WHAT YOU WILL DO
Copy out all lines with the word "heading" in them.

Extracted data entries
** BEGIN **
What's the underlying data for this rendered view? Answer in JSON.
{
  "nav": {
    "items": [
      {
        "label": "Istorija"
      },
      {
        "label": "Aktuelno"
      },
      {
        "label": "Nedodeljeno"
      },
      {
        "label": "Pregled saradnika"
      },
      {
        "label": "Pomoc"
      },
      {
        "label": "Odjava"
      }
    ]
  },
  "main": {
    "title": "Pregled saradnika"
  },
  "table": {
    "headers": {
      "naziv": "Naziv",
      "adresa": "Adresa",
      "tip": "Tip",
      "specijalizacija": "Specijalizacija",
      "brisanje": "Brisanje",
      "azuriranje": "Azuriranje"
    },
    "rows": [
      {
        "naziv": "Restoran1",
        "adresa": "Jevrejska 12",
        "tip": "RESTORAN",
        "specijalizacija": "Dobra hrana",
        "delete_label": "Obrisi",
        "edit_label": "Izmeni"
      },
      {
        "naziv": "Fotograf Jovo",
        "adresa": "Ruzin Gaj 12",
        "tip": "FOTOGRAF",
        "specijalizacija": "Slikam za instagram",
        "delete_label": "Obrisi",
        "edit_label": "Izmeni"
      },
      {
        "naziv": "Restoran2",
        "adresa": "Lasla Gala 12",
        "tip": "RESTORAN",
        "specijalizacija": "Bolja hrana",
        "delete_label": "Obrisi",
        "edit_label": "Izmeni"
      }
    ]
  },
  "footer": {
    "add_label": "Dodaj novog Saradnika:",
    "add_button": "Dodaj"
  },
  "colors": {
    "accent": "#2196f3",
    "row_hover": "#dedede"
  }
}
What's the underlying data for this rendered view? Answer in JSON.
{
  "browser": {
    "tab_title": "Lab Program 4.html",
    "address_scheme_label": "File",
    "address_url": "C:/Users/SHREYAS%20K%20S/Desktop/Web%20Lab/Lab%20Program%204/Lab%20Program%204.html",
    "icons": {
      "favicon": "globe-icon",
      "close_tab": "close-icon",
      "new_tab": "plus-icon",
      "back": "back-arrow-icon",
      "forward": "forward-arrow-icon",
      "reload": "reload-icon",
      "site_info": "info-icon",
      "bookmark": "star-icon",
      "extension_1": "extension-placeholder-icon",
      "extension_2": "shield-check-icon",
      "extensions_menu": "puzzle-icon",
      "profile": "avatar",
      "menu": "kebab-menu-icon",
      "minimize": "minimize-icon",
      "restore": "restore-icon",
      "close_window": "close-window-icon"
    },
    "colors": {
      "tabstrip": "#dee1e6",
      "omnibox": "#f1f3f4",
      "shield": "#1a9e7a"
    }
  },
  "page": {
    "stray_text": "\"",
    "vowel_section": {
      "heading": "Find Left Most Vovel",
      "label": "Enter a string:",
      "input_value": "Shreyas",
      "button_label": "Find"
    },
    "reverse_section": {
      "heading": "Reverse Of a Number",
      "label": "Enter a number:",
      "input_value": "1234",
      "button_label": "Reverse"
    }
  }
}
** END **
TASK ANSWER
      "heading": "Find Left Most Vovel",
      "heading": "Reverse Of a Number",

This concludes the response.